# Task prompt:
Reproduce verbatim the records from the line containing "list all visible" to the line containing "title-line-2: индикаторов риска", inclusive.

··· Data for this task

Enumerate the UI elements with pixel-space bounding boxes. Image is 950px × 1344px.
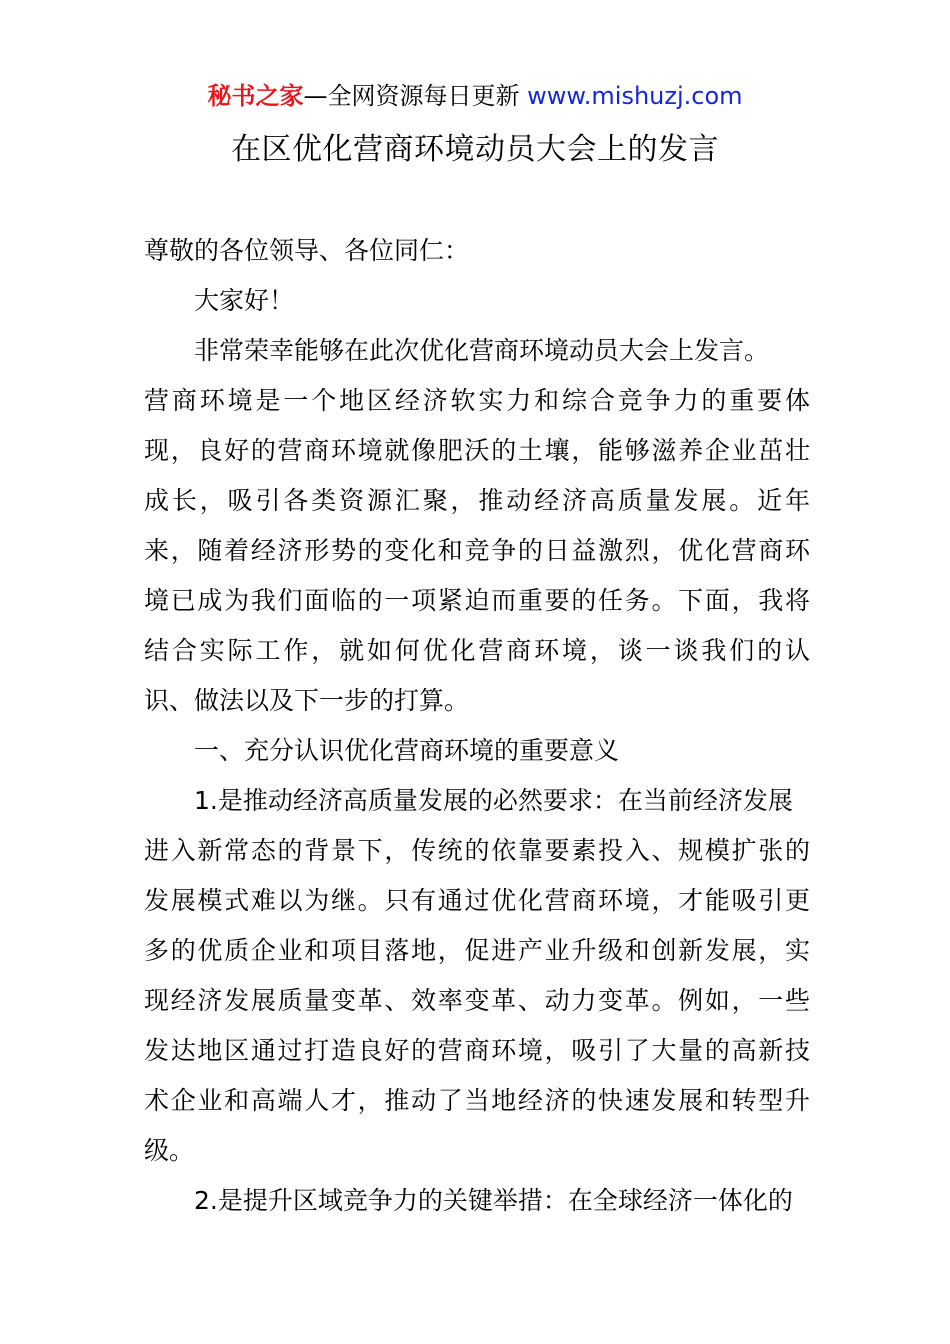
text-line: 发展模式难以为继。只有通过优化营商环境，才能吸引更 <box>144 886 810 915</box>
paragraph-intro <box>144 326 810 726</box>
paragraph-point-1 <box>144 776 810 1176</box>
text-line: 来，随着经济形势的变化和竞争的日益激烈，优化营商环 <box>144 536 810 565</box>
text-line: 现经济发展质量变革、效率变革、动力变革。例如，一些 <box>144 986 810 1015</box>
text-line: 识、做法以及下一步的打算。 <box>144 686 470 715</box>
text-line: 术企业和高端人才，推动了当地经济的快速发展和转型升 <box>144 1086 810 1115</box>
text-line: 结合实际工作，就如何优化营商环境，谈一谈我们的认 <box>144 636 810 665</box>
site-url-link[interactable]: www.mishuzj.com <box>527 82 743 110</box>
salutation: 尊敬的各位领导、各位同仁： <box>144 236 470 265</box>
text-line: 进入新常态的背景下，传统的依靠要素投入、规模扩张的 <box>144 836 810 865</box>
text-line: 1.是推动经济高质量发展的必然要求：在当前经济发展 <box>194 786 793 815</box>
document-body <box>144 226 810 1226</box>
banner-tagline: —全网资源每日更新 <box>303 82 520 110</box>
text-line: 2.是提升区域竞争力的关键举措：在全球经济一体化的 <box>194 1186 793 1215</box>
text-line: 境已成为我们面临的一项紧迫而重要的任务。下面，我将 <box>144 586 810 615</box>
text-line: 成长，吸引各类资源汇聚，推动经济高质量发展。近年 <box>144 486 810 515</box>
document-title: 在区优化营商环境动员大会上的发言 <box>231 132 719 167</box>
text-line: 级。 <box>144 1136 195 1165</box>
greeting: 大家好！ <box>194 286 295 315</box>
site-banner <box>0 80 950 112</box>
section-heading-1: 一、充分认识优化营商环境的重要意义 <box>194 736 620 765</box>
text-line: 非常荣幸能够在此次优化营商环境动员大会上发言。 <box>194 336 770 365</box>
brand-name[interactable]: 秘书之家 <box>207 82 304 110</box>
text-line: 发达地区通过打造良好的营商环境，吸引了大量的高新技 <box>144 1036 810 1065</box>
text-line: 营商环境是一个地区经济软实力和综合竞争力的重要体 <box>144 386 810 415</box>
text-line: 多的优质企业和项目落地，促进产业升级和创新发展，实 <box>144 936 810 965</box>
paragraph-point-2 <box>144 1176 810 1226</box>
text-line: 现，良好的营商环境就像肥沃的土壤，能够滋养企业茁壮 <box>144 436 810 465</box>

······
··· Data for this task

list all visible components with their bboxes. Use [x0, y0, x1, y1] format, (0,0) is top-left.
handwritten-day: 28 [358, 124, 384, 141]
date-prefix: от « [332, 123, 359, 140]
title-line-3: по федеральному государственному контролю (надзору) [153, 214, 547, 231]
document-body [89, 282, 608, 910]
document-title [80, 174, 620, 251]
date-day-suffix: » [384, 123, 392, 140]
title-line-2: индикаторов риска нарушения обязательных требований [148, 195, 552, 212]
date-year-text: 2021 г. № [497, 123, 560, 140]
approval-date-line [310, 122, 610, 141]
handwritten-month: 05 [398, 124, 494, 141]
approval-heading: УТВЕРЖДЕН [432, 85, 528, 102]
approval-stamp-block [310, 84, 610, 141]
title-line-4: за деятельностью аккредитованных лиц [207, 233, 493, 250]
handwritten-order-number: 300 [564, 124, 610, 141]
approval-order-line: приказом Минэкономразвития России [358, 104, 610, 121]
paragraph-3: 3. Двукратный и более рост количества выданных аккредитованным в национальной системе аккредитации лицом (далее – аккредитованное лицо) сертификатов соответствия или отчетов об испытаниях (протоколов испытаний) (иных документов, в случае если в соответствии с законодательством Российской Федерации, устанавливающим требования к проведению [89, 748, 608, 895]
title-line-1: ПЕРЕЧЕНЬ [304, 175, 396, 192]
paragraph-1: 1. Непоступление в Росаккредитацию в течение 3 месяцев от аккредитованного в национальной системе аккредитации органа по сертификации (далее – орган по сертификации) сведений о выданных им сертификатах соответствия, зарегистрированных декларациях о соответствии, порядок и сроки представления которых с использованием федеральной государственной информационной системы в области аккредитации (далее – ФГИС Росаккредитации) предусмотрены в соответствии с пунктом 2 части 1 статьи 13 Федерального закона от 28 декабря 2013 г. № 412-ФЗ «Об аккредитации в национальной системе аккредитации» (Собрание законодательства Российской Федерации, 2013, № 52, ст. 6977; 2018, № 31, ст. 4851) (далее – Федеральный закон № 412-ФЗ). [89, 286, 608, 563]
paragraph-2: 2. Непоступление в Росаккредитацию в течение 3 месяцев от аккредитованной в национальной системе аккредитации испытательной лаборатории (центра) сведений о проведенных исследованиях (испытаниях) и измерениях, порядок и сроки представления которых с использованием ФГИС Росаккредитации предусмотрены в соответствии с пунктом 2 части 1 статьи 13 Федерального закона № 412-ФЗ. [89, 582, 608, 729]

······

# Written reply:
list all visible components with their bboxes. Use [x0, y0, x1, y1] format, (0,0) is top-left.
handwritten-day: 28 [358, 124, 384, 141]
date-prefix: от « [332, 123, 359, 140]
title-line-3: по федеральному государственному контролю (надзору) [153, 214, 547, 231]
document-body [89, 282, 608, 910]
document-title [80, 174, 620, 251]
date-day-suffix: » [384, 123, 392, 140]
title-line-2: индикаторов риска нарушения обязательных требований [148, 195, 552, 212]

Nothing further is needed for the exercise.